#### WHAT YOU SHOULD DO:
Without omitting anything, return the records precisely as given.

#### MATERIAL SHOWN:
— Begin —
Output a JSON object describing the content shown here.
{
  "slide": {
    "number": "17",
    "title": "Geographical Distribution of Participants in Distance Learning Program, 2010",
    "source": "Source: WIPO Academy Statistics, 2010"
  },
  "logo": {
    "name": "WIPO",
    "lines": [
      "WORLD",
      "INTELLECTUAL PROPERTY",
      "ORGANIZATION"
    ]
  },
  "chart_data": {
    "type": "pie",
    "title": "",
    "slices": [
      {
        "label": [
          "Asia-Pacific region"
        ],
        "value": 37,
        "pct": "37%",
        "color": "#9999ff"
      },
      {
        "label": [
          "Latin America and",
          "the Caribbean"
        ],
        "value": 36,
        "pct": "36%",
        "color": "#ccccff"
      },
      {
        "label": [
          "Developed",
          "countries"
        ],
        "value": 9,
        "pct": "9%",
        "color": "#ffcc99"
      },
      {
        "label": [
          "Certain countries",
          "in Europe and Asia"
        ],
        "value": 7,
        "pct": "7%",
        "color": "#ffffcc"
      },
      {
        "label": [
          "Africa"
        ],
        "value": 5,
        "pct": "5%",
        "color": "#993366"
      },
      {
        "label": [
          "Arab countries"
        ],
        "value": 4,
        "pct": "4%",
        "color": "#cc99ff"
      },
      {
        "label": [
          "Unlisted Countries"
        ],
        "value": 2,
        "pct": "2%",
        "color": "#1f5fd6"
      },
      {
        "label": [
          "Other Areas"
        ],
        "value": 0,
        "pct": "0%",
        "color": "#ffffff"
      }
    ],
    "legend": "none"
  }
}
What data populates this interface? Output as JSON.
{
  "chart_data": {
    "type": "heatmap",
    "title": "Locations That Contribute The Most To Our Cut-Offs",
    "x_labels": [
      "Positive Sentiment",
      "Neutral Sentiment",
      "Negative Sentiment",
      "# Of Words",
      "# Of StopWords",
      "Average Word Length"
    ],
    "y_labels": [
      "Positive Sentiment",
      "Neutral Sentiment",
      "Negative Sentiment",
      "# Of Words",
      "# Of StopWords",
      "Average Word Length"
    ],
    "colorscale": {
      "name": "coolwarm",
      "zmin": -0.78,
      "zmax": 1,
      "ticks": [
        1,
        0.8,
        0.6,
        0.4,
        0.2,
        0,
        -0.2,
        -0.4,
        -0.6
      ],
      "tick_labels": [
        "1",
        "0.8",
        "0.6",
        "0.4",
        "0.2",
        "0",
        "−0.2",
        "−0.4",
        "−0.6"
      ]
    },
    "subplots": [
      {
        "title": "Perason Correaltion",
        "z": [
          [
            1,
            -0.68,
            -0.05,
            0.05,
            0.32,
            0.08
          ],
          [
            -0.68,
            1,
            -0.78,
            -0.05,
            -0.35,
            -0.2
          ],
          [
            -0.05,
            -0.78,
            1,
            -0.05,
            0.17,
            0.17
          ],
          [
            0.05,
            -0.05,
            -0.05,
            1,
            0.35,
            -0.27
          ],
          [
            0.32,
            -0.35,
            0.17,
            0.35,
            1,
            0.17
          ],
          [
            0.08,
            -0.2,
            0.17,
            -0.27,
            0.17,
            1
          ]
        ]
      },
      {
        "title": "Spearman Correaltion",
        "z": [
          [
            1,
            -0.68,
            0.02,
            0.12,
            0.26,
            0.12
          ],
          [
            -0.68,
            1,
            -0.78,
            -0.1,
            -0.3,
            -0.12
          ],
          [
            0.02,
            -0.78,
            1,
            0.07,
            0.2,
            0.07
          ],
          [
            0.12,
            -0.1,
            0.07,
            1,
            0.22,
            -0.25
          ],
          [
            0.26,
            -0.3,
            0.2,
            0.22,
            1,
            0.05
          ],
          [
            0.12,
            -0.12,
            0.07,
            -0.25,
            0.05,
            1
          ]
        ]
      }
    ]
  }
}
— End —
#### TASK OUTPUT:
Output a JSON object describing the content shown here.
{
  "slide": {
    "number": "17",
    "title": "Geographical Distribution of Participants in Distance Learning Program, 2010",
    "source": "Source: WIPO Academy Statistics, 2010"
  },
  "logo": {
    "name": "WIPO",
    "lines": [
      "WORLD",
      "INTELLECTUAL PROPERTY",
      "ORGANIZATION"
    ]
  },
  "chart_data": {
    "type": "pie",
    "title": "",
    "slices": [
      {
        "label": [
          "Asia-Pacific region"
        ],
        "value": 37,
        "pct": "37%",
        "color": "#9999ff"
      },
      {
        "label": [
          "Latin America and",
          "the Caribbean"
        ],
        "value": 36,
        "pct": "36%",
        "color": "#ccccff"
      },
      {
        "label": [
          "Developed",
          "countries"
        ],
        "value": 9,
        "pct": "9%",
        "color": "#ffcc99"
      },
      {
        "label": [
          "Certain countries",
          "in Europe and Asia"
        ],
        "value": 7,
        "pct": "7%",
        "color": "#ffffcc"
      },
      {
        "label": [
          "Africa"
        ],
        "value": 5,
        "pct": "5%",
        "color": "#993366"
      },
      {
        "label": [
          "Arab countries"
        ],
        "value": 4,
        "pct": "4%",
        "color": "#cc99ff"
      },
      {
        "label": [
          "Unlisted Countries"
        ],
        "value": 2,
        "pct": "2%",
        "color": "#1f5fd6"
      },
      {
        "label": [
          "Other Areas"
        ],
        "value": 0,
        "pct": "0%",
        "color": "#ffffff"
      }
    ],
    "legend": "none"
  }
}
What data populates this interface? Output as JSON.
{
  "chart_data": {
    "type": "heatmap",
    "title": "Locations That Contribute The Most To Our Cut-Offs",
    "x_labels": [
      "Positive Sentiment",
      "Neutral Sentiment",
      "Negative Sentiment",
      "# Of Words",
      "# Of StopWords",
      "Average Word Length"
    ],
    "y_labels": [
      "Positive Sentiment",
      "Neutral Sentiment",
      "Negative Sentiment",
      "# Of Words",
      "# Of StopWords",
      "Average Word Length"
    ],
    "colorscale": {
      "name": "coolwarm",
      "zmin": -0.78,
      "zmax": 1,
      "ticks": [
        1,
        0.8,
        0.6,
        0.4,
        0.2,
        0,
        -0.2,
        -0.4,
        -0.6
      ],
      "tick_labels": [
        "1",
        "0.8",
        "0.6",
        "0.4",
        "0.2",
        "0",
        "−0.2",
        "−0.4",
        "−0.6"
      ]
    },
    "subplots": [
      {
        "title": "Perason Correaltion",
        "z": [
          [
            1,
            -0.68,
            -0.05,
            0.05,
            0.32,
            0.08
          ],
          [
            -0.68,
            1,
            -0.78,
            -0.05,
            -0.35,
            -0.2
          ],
          [
            -0.05,
            -0.78,
            1,
            -0.05,
            0.17,
            0.17
          ],
          [
            0.05,
            -0.05,
            -0.05,
            1,
            0.35,
            -0.27
          ],
          [
            0.32,
            -0.35,
            0.17,
            0.35,
            1,
            0.17
          ],
          [
            0.08,
            -0.2,
            0.17,
            -0.27,
            0.17,
            1
          ]
        ]
      },
      {
        "title": "Spearman Correaltion",
        "z": [
          [
            1,
            -0.68,
            0.02,
            0.12,
            0.26,
            0.12
          ],
          [
            -0.68,
            1,
            -0.78,
            -0.1,
            -0.3,
            -0.12
          ],
          [
            0.02,
            -0.78,
            1,
            0.07,
            0.2,
            0.07
          ],
          [
            0.12,
            -0.1,
            0.07,
            1,
            0.22,
            -0.25
          ],
          [
            0.26,
            -0.3,
            0.2,
            0.22,
            1,
            0.05
          ],
          [
            0.12,
            -0.12,
            0.07,
            -0.25,
            0.05,
            1
          ]
        ]
      }
    ]
  }
}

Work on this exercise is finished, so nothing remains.